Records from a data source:
============================================================

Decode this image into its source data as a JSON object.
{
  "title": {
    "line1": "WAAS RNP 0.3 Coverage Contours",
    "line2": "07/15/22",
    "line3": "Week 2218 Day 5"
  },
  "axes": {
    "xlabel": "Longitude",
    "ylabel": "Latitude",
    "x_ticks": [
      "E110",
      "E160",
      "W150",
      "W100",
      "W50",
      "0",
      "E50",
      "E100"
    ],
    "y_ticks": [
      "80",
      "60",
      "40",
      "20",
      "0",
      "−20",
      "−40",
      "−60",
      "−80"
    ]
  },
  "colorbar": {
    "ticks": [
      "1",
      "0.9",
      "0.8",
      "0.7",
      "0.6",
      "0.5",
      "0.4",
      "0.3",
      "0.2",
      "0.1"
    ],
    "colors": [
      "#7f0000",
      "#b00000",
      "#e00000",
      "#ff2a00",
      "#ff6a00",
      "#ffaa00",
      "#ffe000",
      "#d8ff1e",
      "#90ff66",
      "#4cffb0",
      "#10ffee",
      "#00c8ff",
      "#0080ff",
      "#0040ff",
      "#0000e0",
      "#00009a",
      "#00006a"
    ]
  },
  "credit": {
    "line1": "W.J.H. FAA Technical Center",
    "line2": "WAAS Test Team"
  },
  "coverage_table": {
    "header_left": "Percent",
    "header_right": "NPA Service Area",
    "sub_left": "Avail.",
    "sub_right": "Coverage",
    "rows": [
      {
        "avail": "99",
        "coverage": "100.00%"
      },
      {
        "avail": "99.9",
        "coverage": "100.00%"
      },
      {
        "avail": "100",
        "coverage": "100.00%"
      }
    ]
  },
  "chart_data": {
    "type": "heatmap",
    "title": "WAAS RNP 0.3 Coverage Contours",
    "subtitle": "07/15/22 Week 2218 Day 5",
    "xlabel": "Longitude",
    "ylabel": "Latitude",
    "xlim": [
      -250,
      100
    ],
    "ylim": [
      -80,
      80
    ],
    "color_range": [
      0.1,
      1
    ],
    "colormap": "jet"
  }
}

============================================================

# To be done
Reproduce the listing above word for word.

# Exercise output
Decode this image into its source data as a JSON object.
{
  "title": {
    "line1": "WAAS RNP 0.3 Coverage Contours",
    "line2": "07/15/22",
    "line3": "Week 2218 Day 5"
  },
  "axes": {
    "xlabel": "Longitude",
    "ylabel": "Latitude",
    "x_ticks": [
      "E110",
      "E160",
      "W150",
      "W100",
      "W50",
      "0",
      "E50",
      "E100"
    ],
    "y_ticks": [
      "80",
      "60",
      "40",
      "20",
      "0",
      "−20",
      "−40",
      "−60",
      "−80"
    ]
  },
  "colorbar": {
    "ticks": [
      "1",
      "0.9",
      "0.8",
      "0.7",
      "0.6",
      "0.5",
      "0.4",
      "0.3",
      "0.2",
      "0.1"
    ],
    "colors": [
      "#7f0000",
      "#b00000",
      "#e00000",
      "#ff2a00",
      "#ff6a00",
      "#ffaa00",
      "#ffe000",
      "#d8ff1e",
      "#90ff66",
      "#4cffb0",
      "#10ffee",
      "#00c8ff",
      "#0080ff",
      "#0040ff",
      "#0000e0",
      "#00009a",
      "#00006a"
    ]
  },
  "credit": {
    "line1": "W.J.H. FAA Technical Center",
    "line2": "WAAS Test Team"
  },
  "coverage_table": {
    "header_left": "Percent",
    "header_right": "NPA Service Area",
    "sub_left": "Avail.",
    "sub_right": "Coverage",
    "rows": [
      {
        "avail": "99",
        "coverage": "100.00%"
      },
      {
        "avail": "99.9",
        "coverage": "100.00%"
      },
      {
        "avail": "100",
        "coverage": "100.00%"
      }
    ]
  },
  "chart_data": {
    "type": "heatmap",
    "title": "WAAS RNP 0.3 Coverage Contours",
    "subtitle": "07/15/22 Week 2218 Day 5",
    "xlabel": "Longitude",
    "ylabel": "Latitude",
    "xlim": [
      -250,
      100
    ],
    "ylim": [
      -80,
      80
    ],
    "color_range": [
      0.1,
      1
    ],
    "colormap": "jet"
  }
}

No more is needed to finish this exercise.